= THE INPUT =
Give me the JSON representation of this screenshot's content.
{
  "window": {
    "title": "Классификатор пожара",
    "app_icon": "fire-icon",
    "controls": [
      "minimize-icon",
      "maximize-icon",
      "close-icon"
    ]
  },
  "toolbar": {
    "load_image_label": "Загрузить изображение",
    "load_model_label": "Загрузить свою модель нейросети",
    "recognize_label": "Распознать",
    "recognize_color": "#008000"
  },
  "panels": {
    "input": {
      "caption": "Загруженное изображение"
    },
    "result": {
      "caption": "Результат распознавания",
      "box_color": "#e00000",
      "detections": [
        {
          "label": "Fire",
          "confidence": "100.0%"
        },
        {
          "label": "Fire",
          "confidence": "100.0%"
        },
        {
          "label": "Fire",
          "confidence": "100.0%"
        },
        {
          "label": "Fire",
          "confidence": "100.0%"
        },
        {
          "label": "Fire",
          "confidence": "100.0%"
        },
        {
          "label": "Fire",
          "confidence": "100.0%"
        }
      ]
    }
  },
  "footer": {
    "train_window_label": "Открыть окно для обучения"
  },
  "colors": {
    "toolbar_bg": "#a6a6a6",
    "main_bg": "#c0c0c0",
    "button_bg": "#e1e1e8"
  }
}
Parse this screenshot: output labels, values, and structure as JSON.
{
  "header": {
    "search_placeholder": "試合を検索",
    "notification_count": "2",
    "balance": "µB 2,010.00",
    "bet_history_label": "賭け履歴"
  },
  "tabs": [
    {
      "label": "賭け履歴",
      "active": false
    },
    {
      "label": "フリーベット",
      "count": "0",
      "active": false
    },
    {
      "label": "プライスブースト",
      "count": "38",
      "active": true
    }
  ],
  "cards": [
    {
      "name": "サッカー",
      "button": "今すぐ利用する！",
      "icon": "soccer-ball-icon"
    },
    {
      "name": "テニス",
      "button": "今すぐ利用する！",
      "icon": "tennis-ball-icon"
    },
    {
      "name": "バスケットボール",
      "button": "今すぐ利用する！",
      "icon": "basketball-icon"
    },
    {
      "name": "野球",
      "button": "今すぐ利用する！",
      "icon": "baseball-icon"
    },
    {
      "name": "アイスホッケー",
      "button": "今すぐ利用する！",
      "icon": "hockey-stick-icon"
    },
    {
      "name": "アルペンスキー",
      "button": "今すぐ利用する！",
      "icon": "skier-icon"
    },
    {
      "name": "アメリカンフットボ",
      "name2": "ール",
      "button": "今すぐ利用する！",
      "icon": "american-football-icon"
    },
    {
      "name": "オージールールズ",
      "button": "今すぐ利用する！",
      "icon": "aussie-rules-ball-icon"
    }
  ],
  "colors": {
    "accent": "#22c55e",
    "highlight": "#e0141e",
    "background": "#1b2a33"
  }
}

= PROBLEM =
Write out exactly the lines from the line holding "Parse this screenshot: output" through the last line of the data, and nothing besides those lines.

= OUTPUT BELOW =
Parse this screenshot: output labels, values, and structure as JSON.
{
  "header": {
    "search_placeholder": "試合を検索",
    "notification_count": "2",
    "balance": "µB 2,010.00",
    "bet_history_label": "賭け履歴"
  },
  "tabs": [
    {
      "label": "賭け履歴",
      "active": false
    },
    {
      "label": "フリーベット",
      "count": "0",
      "active": false
    },
    {
      "label": "プライスブースト",
      "count": "38",
      "active": true
    }
  ],
  "cards": [
    {
      "name": "サッカー",
      "button": "今すぐ利用する！",
      "icon": "soccer-ball-icon"
    },
    {
      "name": "テニス",
      "button": "今すぐ利用する！",
      "icon": "tennis-ball-icon"
    },
    {
      "name": "バスケットボール",
      "button": "今すぐ利用する！",
      "icon": "basketball-icon"
    },
    {
      "name": "野球",
      "button": "今すぐ利用する！",
      "icon": "baseball-icon"
    },
    {
      "name": "アイスホッケー",
      "button": "今すぐ利用する！",
      "icon": "hockey-stick-icon"
    },
    {
      "name": "アルペンスキー",
      "button": "今すぐ利用する！",
      "icon": "skier-icon"
    },
    {
      "name": "アメリカンフットボ",
      "name2": "ール",
      "button": "今すぐ利用する！",
      "icon": "american-football-icon"
    },
    {
      "name": "オージールールズ",
      "button": "今すぐ利用する！",
      "icon": "aussie-rules-ball-icon"
    }
  ],
  "colors": {
    "accent": "#22c55e",
    "highlight": "#e0141e",
    "background": "#1b2a33"
  }
}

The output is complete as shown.